GOAL OF THE EXERCISE: Using the entries that follow, count the lines containing the word "Speed" and give that number by itself.

Figure record extracts:
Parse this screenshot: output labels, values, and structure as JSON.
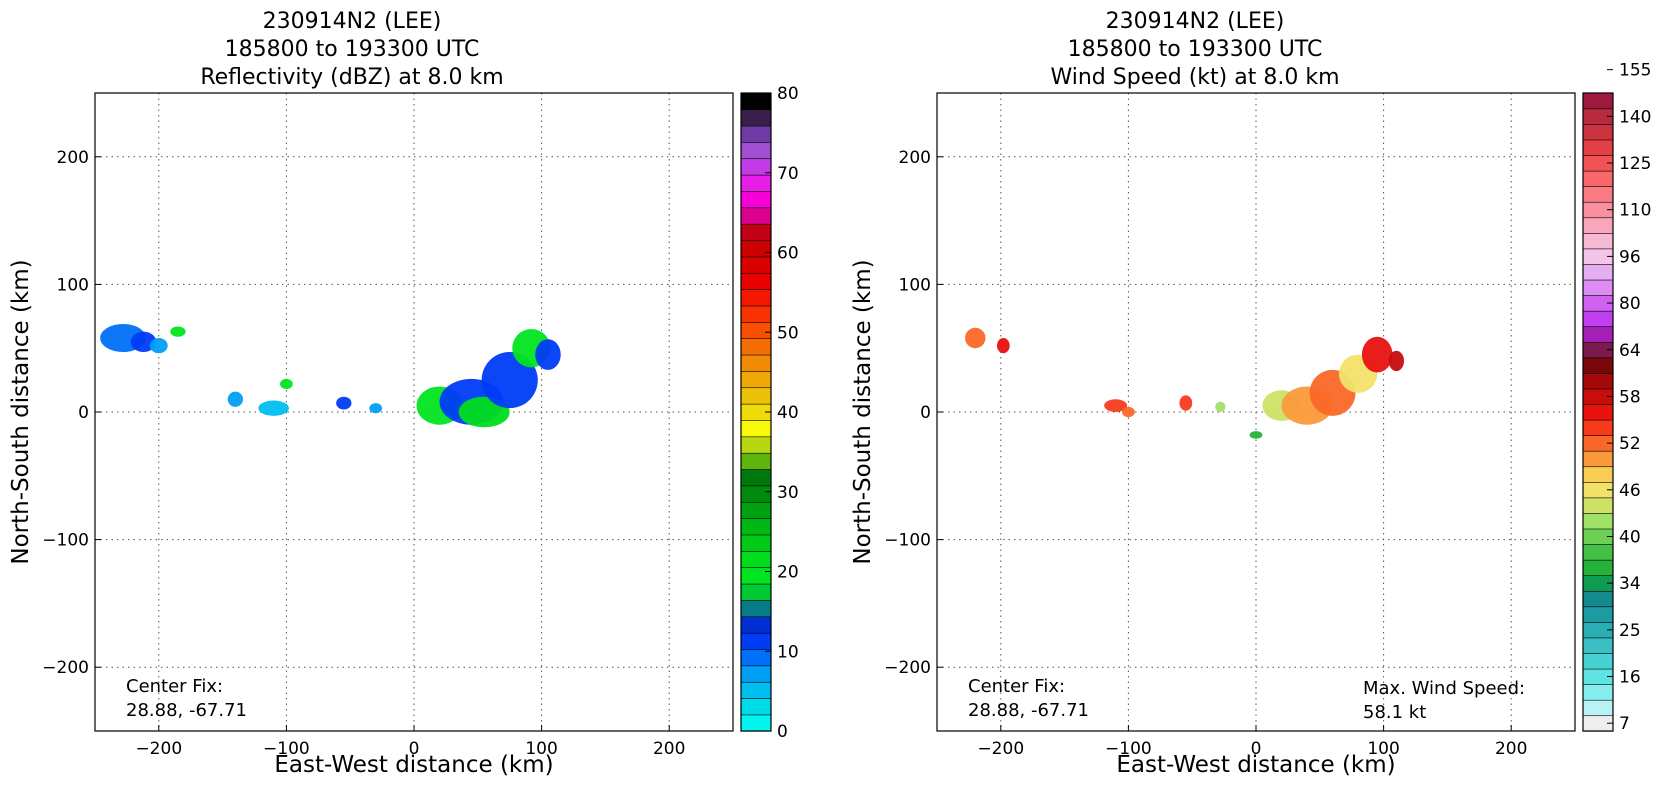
{
  "chart_data": [
    {
      "type": "heatmap",
      "title_lines": [
        "230914N2 (LEE)",
        "185800 to 193300 UTC",
        "Reflectivity (dBZ) at 8.0 km"
      ],
      "xlabel": "East-West distance (km)",
      "ylabel": "North-South distance (km)",
      "xlim": [
        -250,
        250
      ],
      "ylim": [
        -250,
        250
      ],
      "xticks": [
        -200,
        -100,
        0,
        100,
        200
      ],
      "yticks": [
        -200,
        -100,
        0,
        100,
        200
      ],
      "grid": true,
      "colorbar": {
        "min": 0,
        "max": 80,
        "tick_values": [
          0,
          10,
          20,
          30,
          40,
          50,
          60,
          70,
          80
        ],
        "tick_labels": [
          "0",
          "10",
          "20",
          "30",
          "40",
          "50",
          "60",
          "70",
          "80"
        ],
        "colors": [
          "#00f5ef",
          "#00dbe8",
          "#00bff0",
          "#009ff5",
          "#0070f8",
          "#003cf5",
          "#0030d2",
          "#077c86",
          "#00c934",
          "#00e51f",
          "#00dd1c",
          "#00ca16",
          "#00b814",
          "#00a211",
          "#008b0e",
          "#00780b",
          "#60b40e",
          "#b7d80f",
          "#f9f90a",
          "#f0db09",
          "#ecc108",
          "#f0a806",
          "#f18b05",
          "#f56e03",
          "#f75002",
          "#f73201",
          "#f41800",
          "#e80000",
          "#d90000",
          "#cc0000",
          "#c10014",
          "#dc0090",
          "#f500d7",
          "#e61ee6",
          "#c23be6",
          "#a04fd2",
          "#6f3aa3",
          "#3a1e4b",
          "#000000"
        ]
      },
      "center_fix_label": "Center Fix:",
      "center_fix_value": "28.88, -67.71",
      "echo_regions": [
        {
          "cx": -228,
          "cy": 58,
          "rx": 18,
          "ry": 11,
          "value": 9
        },
        {
          "cx": -212,
          "cy": 55,
          "rx": 10,
          "ry": 8,
          "value": 11
        },
        {
          "cx": -200,
          "cy": 52,
          "rx": 7,
          "ry": 6,
          "value": 8
        },
        {
          "cx": -185,
          "cy": 63,
          "rx": 6,
          "ry": 4,
          "value": 20
        },
        {
          "cx": -140,
          "cy": 10,
          "rx": 6,
          "ry": 6,
          "value": 7
        },
        {
          "cx": -110,
          "cy": 3,
          "rx": 12,
          "ry": 6,
          "value": 5
        },
        {
          "cx": -100,
          "cy": 22,
          "rx": 5,
          "ry": 4,
          "value": 19
        },
        {
          "cx": -55,
          "cy": 7,
          "rx": 6,
          "ry": 5,
          "value": 11
        },
        {
          "cx": -30,
          "cy": 3,
          "rx": 5,
          "ry": 4,
          "value": 7
        },
        {
          "cx": 20,
          "cy": 5,
          "rx": 18,
          "ry": 15,
          "value": 20
        },
        {
          "cx": 45,
          "cy": 8,
          "rx": 25,
          "ry": 18,
          "value": 12
        },
        {
          "cx": 55,
          "cy": 0,
          "rx": 20,
          "ry": 12,
          "value": 22
        },
        {
          "cx": 75,
          "cy": 25,
          "rx": 22,
          "ry": 22,
          "value": 11
        },
        {
          "cx": 92,
          "cy": 50,
          "rx": 15,
          "ry": 15,
          "value": 19
        },
        {
          "cx": 105,
          "cy": 45,
          "rx": 10,
          "ry": 12,
          "value": 12
        }
      ]
    },
    {
      "type": "heatmap",
      "title_lines": [
        "230914N2 (LEE)",
        "185800 to 193300 UTC",
        "Wind Speed (kt) at 8.0 km"
      ],
      "xlabel": "East-West distance (km)",
      "ylabel": "North-South distance (km)",
      "xlim": [
        -250,
        250
      ],
      "ylim": [
        -250,
        250
      ],
      "xticks": [
        -200,
        -100,
        0,
        100,
        200
      ],
      "yticks": [
        -200,
        -100,
        0,
        100,
        200
      ],
      "grid": true,
      "colorbar": {
        "tick_labels": [
          "7",
          "16",
          "25",
          "34",
          "40",
          "46",
          "52",
          "58",
          "64",
          "80",
          "96",
          "110",
          "125",
          "140",
          "155"
        ],
        "tick_index": [
          0,
          3,
          6,
          9,
          12,
          15,
          18,
          21,
          24,
          27,
          30,
          33,
          36,
          39,
          42
        ],
        "colors": [
          "#eeeeee",
          "#b9f2f2",
          "#86eeee",
          "#5fe3e3",
          "#46d2d2",
          "#3bbfc3",
          "#2aaeb4",
          "#1d9ba3",
          "#148a8e",
          "#0f9c52",
          "#25b23b",
          "#43c146",
          "#6cd054",
          "#a0e066",
          "#cfe066",
          "#f3e26a",
          "#f9cc52",
          "#fb9a3a",
          "#fa6828",
          "#f83a1c",
          "#e8120e",
          "#c80d0d",
          "#a40808",
          "#7a0707",
          "#7d1a4d",
          "#a41fb5",
          "#c03ff0",
          "#d062f2",
          "#dc8cf2",
          "#e4aef0",
          "#f4c4ea",
          "#f6b8d3",
          "#f9a6bd",
          "#f98f9f",
          "#f97a82",
          "#f8686a",
          "#f05255",
          "#e24045",
          "#cb3340",
          "#b72a3f",
          "#9d1a3e"
        ]
      },
      "center_fix_label": "Center Fix:",
      "center_fix_value": "28.88, -67.71",
      "max_wind_label": "Max. Wind Speed:",
      "max_wind_value": "58.1 kt",
      "echo_regions": [
        {
          "cx": -220,
          "cy": 58,
          "rx": 8,
          "ry": 8,
          "value": 52
        },
        {
          "cx": -198,
          "cy": 52,
          "rx": 5,
          "ry": 6,
          "value": 56
        },
        {
          "cx": -110,
          "cy": 5,
          "rx": 9,
          "ry": 5,
          "value": 54
        },
        {
          "cx": -100,
          "cy": 0,
          "rx": 5,
          "ry": 4,
          "value": 52
        },
        {
          "cx": -55,
          "cy": 7,
          "rx": 5,
          "ry": 6,
          "value": 54
        },
        {
          "cx": -28,
          "cy": 4,
          "rx": 4,
          "ry": 4,
          "value": 42
        },
        {
          "cx": 20,
          "cy": 5,
          "rx": 15,
          "ry": 12,
          "value": 44
        },
        {
          "cx": 40,
          "cy": 5,
          "rx": 20,
          "ry": 15,
          "value": 50
        },
        {
          "cx": 60,
          "cy": 15,
          "rx": 18,
          "ry": 18,
          "value": 52
        },
        {
          "cx": 80,
          "cy": 30,
          "rx": 15,
          "ry": 15,
          "value": 45
        },
        {
          "cx": 95,
          "cy": 45,
          "rx": 12,
          "ry": 14,
          "value": 56
        },
        {
          "cx": 110,
          "cy": 40,
          "rx": 6,
          "ry": 8,
          "value": 58
        },
        {
          "cx": 0,
          "cy": -18,
          "rx": 5,
          "ry": 3,
          "value": 35
        }
      ]
    }
  ]
}
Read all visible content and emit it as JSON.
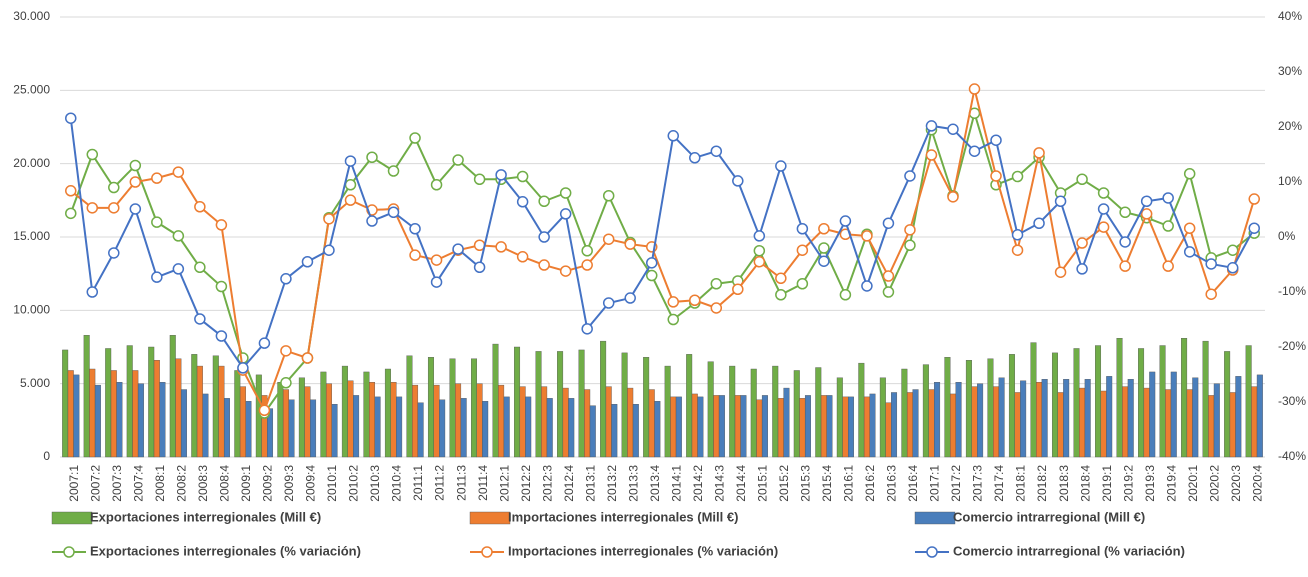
{
  "chart_data": {
    "type": "combo",
    "categories": [
      "2007:1",
      "2007:2",
      "2007:3",
      "2007:4",
      "2008:1",
      "2008:2",
      "2008:3",
      "2008:4",
      "2009:1",
      "2009:2",
      "2009:3",
      "2009:4",
      "2010:1",
      "2010:2",
      "2010:3",
      "2010:4",
      "2011:1",
      "2011:2",
      "2011:3",
      "2011:4",
      "2012:1",
      "2012:2",
      "2012:3",
      "2012:4",
      "2013:1",
      "2013:2",
      "2013:3",
      "2013:4",
      "2014:1",
      "2014:2",
      "2014:3",
      "2014:4",
      "2015:1",
      "2015:2",
      "2015:3",
      "2015:4",
      "2016:1",
      "2016:2",
      "2016:3",
      "2016:4",
      "2017:1",
      "2017:2",
      "2017:3",
      "2017:4",
      "2018:1",
      "2018:2",
      "2018:3",
      "2018:4",
      "2019:1",
      "2019:2",
      "2019:3",
      "2019:4",
      "2020:1",
      "2020:2",
      "2020:3",
      "2020:4"
    ],
    "series": [
      {
        "name": "Exportaciones interregionales (Mill €)",
        "type": "bar",
        "color": "#70ad47",
        "values": [
          7300,
          8300,
          7400,
          7600,
          7500,
          8300,
          7000,
          6900,
          5900,
          5600,
          5100,
          5400,
          5800,
          6200,
          5800,
          6000,
          6900,
          6800,
          6700,
          6700,
          7700,
          7500,
          7200,
          7200,
          7300,
          7900,
          7100,
          6800,
          6200,
          7000,
          6500,
          6200,
          6000,
          6200,
          5900,
          6100,
          5400,
          6400,
          5400,
          6000,
          6300,
          6800,
          6600,
          6700,
          7000,
          7800,
          7100,
          7400,
          7600,
          8100,
          7400,
          7600,
          8100,
          7900,
          7200,
          7600
        ]
      },
      {
        "name": "Importaciones interregionales (Mill €)",
        "type": "bar",
        "color": "#ed7d31",
        "values": [
          5900,
          6000,
          5900,
          5900,
          6600,
          6700,
          6200,
          6200,
          4800,
          4200,
          4600,
          4800,
          5000,
          5200,
          5100,
          5100,
          4900,
          4900,
          5000,
          5000,
          4900,
          4800,
          4800,
          4700,
          4600,
          4800,
          4700,
          4600,
          4100,
          4300,
          4200,
          4200,
          3900,
          4000,
          4000,
          4200,
          4100,
          4100,
          3700,
          4400,
          4600,
          4300,
          4800,
          4800,
          4400,
          5100,
          4400,
          4700,
          4500,
          4800,
          4700,
          4600,
          4600,
          4200,
          4400,
          4800
        ]
      },
      {
        "name": "Comercio intrarregional (Mill €)",
        "type": "bar",
        "color": "#4a7ebb",
        "values": [
          5600,
          4900,
          5100,
          5000,
          5100,
          4600,
          4300,
          4000,
          3800,
          3300,
          3900,
          3900,
          3600,
          4200,
          4100,
          4100,
          3700,
          3900,
          4000,
          3800,
          4100,
          4100,
          4000,
          4000,
          3500,
          3600,
          3600,
          3800,
          4100,
          4100,
          4200,
          4200,
          4200,
          4700,
          4200,
          4200,
          4100,
          4300,
          4400,
          4600,
          5100,
          5100,
          5000,
          5400,
          5200,
          5300,
          5300,
          5300,
          5500,
          5300,
          5800,
          5800,
          5400,
          5000,
          5500,
          5600
        ]
      },
      {
        "name": "Exportaciones interregionales  (% variación)",
        "type": "line",
        "axis": "y2",
        "color": "#70ad47",
        "values": [
          4.3,
          15,
          9,
          13,
          2.7,
          0.2,
          -5.5,
          -9,
          -22,
          -32,
          -26.5,
          -22,
          3.5,
          9.5,
          14.5,
          12,
          18,
          9.5,
          14,
          10.5,
          10.5,
          11,
          6.5,
          8,
          -2.5,
          7.5,
          -1,
          -7,
          -15,
          -12,
          -8.5,
          -8,
          -2.5,
          -10.5,
          -8.5,
          -2,
          -10.5,
          0.5,
          -10,
          -1.5,
          19.5,
          7.5,
          22.5,
          9.5,
          11,
          14.5,
          8,
          10.5,
          8,
          4.5,
          3.5,
          2,
          11.5,
          -3.8,
          -2.4,
          0.7
        ]
      },
      {
        "name": "Importaciones interregionales (% variación)",
        "type": "line",
        "axis": "y2",
        "color": "#ed7d31",
        "values": [
          8.4,
          5.3,
          5.3,
          10,
          10.7,
          11.8,
          5.5,
          2.2,
          -24.2,
          -31.5,
          -20.7,
          -22,
          3.3,
          6.7,
          4.9,
          5.1,
          -3.3,
          -4.2,
          -2.4,
          -1.5,
          -1.8,
          -3.6,
          -5.1,
          -6.2,
          -5.1,
          -0.4,
          -1.3,
          -1.8,
          -11.8,
          -11.5,
          -12.9,
          -9.5,
          -4.5,
          -7.5,
          -2.4,
          1.5,
          0.5,
          0.2,
          -7.1,
          1.3,
          14.9,
          7.3,
          26.9,
          11.1,
          -2.4,
          15.3,
          -6.4,
          -1.1,
          1.8,
          -5.3,
          4.2,
          -5.3,
          1.6,
          -10.4,
          -6,
          6.9
        ]
      },
      {
        "name": "Comercio intrarregional (% variación)",
        "type": "line",
        "axis": "y2",
        "color": "#4472c4",
        "values": [
          21.6,
          -10,
          -2.9,
          5.1,
          -7.3,
          -5.8,
          -14.9,
          -18,
          -23.8,
          -19.3,
          -7.6,
          -4.5,
          -2.4,
          13.8,
          2.9,
          4.5,
          1.5,
          -8.2,
          -2.2,
          -5.5,
          11.3,
          6.4,
          0,
          4.2,
          -16.7,
          -12,
          -11.1,
          -4.7,
          18.4,
          14.4,
          15.6,
          10.2,
          0.2,
          12.9,
          1.5,
          -4.4,
          2.9,
          -8.9,
          2.5,
          11.1,
          20.2,
          19.6,
          15.6,
          17.6,
          0.4,
          2.5,
          6.5,
          -5.8,
          5.1,
          -0.9,
          6.5,
          7.1,
          -2.7,
          -4.9,
          -5.6,
          1.6
        ]
      }
    ],
    "ylim": [
      0,
      30000
    ],
    "yticks": [
      0,
      {
        "value": 5000,
        "label": "5.000"
      },
      {
        "value": 10000,
        "label": "10.000"
      },
      {
        "value": 15000,
        "label": "15.000"
      },
      {
        "value": 20000,
        "label": "20.000"
      },
      {
        "value": 25000,
        "label": "25.000"
      },
      {
        "value": 30000,
        "label": "30.000"
      }
    ],
    "y2lim": [
      -40,
      40
    ],
    "y2ticks": [
      {
        "value": -40,
        "label": "-40%"
      },
      {
        "value": -30,
        "label": "-30%"
      },
      {
        "value": -20,
        "label": "-20%"
      },
      {
        "value": -10,
        "label": "-10%"
      },
      {
        "value": 0,
        "label": "0%"
      },
      {
        "value": 10,
        "label": "10%"
      },
      {
        "value": 20,
        "label": "20%"
      },
      {
        "value": 30,
        "label": "30%"
      },
      {
        "value": 40,
        "label": "40%"
      }
    ],
    "grid": true,
    "legend": "bottom"
  }
}
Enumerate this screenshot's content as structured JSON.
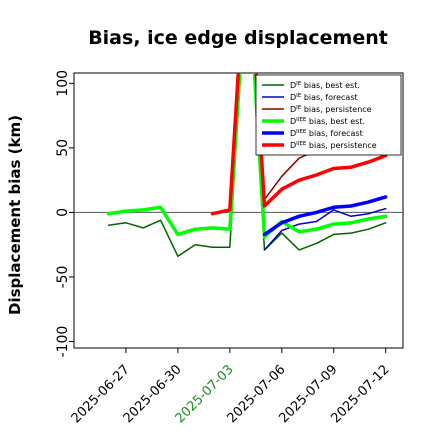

THE SOLUTION: 2